What the exercise asks: Can the data below be set down again exactly, line for line?

Source material:
┄┄┄┄┄┄

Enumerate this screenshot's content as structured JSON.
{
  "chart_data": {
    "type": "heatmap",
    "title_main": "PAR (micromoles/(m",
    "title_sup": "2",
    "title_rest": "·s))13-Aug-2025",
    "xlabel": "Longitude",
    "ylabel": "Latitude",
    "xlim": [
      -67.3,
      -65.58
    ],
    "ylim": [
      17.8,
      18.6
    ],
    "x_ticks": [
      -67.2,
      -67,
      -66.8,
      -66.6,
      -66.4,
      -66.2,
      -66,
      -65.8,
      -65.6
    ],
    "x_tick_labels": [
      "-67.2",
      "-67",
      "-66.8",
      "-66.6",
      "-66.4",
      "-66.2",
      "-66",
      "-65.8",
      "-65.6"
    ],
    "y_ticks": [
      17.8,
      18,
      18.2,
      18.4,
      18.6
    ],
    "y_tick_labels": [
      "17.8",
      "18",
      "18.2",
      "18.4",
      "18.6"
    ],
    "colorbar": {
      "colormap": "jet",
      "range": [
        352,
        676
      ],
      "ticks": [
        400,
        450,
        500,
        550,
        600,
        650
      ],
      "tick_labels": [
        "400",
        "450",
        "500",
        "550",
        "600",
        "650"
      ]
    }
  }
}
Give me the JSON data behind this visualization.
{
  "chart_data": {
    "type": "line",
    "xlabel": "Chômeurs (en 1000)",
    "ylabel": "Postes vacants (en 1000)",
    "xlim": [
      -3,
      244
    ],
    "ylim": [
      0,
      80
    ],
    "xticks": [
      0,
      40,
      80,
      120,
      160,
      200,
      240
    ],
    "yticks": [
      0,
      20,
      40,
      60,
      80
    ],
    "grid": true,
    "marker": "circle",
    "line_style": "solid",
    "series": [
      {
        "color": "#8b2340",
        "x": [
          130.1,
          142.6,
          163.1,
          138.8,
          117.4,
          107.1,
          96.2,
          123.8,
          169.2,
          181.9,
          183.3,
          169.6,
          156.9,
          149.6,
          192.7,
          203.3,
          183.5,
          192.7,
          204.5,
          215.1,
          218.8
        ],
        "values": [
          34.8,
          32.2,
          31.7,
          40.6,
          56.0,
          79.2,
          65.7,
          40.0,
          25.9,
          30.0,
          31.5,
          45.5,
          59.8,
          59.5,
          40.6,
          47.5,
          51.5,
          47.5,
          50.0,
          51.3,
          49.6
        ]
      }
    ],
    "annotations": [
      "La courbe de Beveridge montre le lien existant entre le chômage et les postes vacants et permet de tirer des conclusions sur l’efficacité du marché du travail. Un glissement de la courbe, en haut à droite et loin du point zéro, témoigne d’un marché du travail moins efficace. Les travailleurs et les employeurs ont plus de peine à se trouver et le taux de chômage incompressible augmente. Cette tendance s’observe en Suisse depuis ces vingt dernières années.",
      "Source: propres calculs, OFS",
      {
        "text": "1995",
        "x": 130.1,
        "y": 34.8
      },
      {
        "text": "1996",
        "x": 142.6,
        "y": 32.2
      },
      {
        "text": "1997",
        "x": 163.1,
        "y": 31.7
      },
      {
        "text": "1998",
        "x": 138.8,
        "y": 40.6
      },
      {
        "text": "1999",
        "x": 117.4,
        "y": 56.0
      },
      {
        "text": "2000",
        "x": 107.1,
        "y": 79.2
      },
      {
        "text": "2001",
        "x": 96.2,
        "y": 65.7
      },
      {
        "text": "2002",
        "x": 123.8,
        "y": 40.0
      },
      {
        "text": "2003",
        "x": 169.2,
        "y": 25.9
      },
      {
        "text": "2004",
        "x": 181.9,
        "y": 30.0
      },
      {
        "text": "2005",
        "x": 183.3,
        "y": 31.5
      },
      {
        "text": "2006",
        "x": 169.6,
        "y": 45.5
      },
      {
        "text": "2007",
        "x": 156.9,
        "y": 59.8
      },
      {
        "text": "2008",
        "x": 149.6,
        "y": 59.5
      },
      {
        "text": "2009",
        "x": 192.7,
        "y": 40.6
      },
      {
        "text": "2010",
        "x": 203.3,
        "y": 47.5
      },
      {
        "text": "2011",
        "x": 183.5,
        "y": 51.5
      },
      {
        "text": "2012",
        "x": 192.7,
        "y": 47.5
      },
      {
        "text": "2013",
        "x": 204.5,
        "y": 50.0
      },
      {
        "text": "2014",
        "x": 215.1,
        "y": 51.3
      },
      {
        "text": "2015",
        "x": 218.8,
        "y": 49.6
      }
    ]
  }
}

┄┄┄┄┄┄

Worked answer:
Enumerate this screenshot's content as structured JSON.
{
  "chart_data": {
    "type": "heatmap",
    "title_main": "PAR (micromoles/(m",
    "title_sup": "2",
    "title_rest": "·s))13-Aug-2025",
    "xlabel": "Longitude",
    "ylabel": "Latitude",
    "xlim": [
      -67.3,
      -65.58
    ],
    "ylim": [
      17.8,
      18.6
    ],
    "x_ticks": [
      -67.2,
      -67,
      -66.8,
      -66.6,
      -66.4,
      -66.2,
      -66,
      -65.8,
      -65.6
    ],
    "x_tick_labels": [
      "-67.2",
      "-67",
      "-66.8",
      "-66.6",
      "-66.4",
      "-66.2",
      "-66",
      "-65.8",
      "-65.6"
    ],
    "y_ticks": [
      17.8,
      18,
      18.2,
      18.4,
      18.6
    ],
    "y_tick_labels": [
      "17.8",
      "18",
      "18.2",
      "18.4",
      "18.6"
    ],
    "colorbar": {
      "colormap": "jet",
      "range": [
        352,
        676
      ],
      "ticks": [
        400,
        450,
        500,
        550,
        600,
        650
      ],
      "tick_labels": [
        "400",
        "450",
        "500",
        "550",
        "600",
        "650"
      ]
    }
  }
}
Give me the JSON data behind this visualization.
{
  "chart_data": {
    "type": "line",
    "xlabel": "Chômeurs (en 1000)",
    "ylabel": "Postes vacants (en 1000)",
    "xlim": [
      -3,
      244
    ],
    "ylim": [
      0,
      80
    ],
    "xticks": [
      0,
      40,
      80,
      120,
      160,
      200,
      240
    ],
    "yticks": [
      0,
      20,
      40,
      60,
      80
    ],
    "grid": true,
    "marker": "circle",
    "line_style": "solid",
    "series": [
      {
        "color": "#8b2340",
        "x": [
          130.1,
          142.6,
          163.1,
          138.8,
          117.4,
          107.1,
          96.2,
          123.8,
          169.2,
          181.9,
          183.3,
          169.6,
          156.9,
          149.6,
          192.7,
          203.3,
          183.5,
          192.7,
          204.5,
          215.1,
          218.8
        ],
        "values": [
          34.8,
          32.2,
          31.7,
          40.6,
          56.0,
          79.2,
          65.7,
          40.0,
          25.9,
          30.0,
          31.5,
          45.5,
          59.8,
          59.5,
          40.6,
          47.5,
          51.5,
          47.5,
          50.0,
          51.3,
          49.6
        ]
      }
    ],
    "annotations": [
      "La courbe de Beveridge montre le lien existant entre le chômage et les postes vacants et permet de tirer des conclusions sur l’efficacité du marché du travail. Un glissement de la courbe, en haut à droite et loin du point zéro, témoigne d’un marché du travail moins efficace. Les travailleurs et les employeurs ont plus de peine à se trouver et le taux de chômage incompressible augmente. Cette tendance s’observe en Suisse depuis ces vingt dernières années.",
      "Source: propres calculs, OFS",
      {
        "text": "1995",
        "x": 130.1,
        "y": 34.8
      },
      {
        "text": "1996",
        "x": 142.6,
        "y": 32.2
      },
      {
        "text": "1997",
        "x": 163.1,
        "y": 31.7
      },
      {
        "text": "1998",
        "x": 138.8,
        "y": 40.6
      },
      {
        "text": "1999",
        "x": 117.4,
        "y": 56.0
      },
      {
        "text": "2000",
        "x": 107.1,
        "y": 79.2
      },
      {
        "text": "2001",
        "x": 96.2,
        "y": 65.7
      },
      {
        "text": "2002",
        "x": 123.8,
        "y": 40.0
      },
      {
        "text": "2003",
        "x": 169.2,
        "y": 25.9
      },
      {
        "text": "2004",
        "x": 181.9,
        "y": 30.0
      },
      {
        "text": "2005",
        "x": 183.3,
        "y": 31.5
      },
      {
        "text": "2006",
        "x": 169.6,
        "y": 45.5
      },
      {
        "text": "2007",
        "x": 156.9,
        "y": 59.8
      },
      {
        "text": "2008",
        "x": 149.6,
        "y": 59.5
      },
      {
        "text": "2009",
        "x": 192.7,
        "y": 40.6
      },
      {
        "text": "2010",
        "x": 203.3,
        "y": 47.5
      },
      {
        "text": "2011",
        "x": 183.5,
        "y": 51.5
      },
      {
        "text": "2012",
        "x": 192.7,
        "y": 47.5
      },
      {
        "text": "2013",
        "x": 204.5,
        "y": 50.0
      },
      {
        "text": "2014",
        "x": 215.1,
        "y": 51.3
      },
      {
        "text": "2015",
        "x": 218.8,
        "y": 49.6
      }
    ]
  }
}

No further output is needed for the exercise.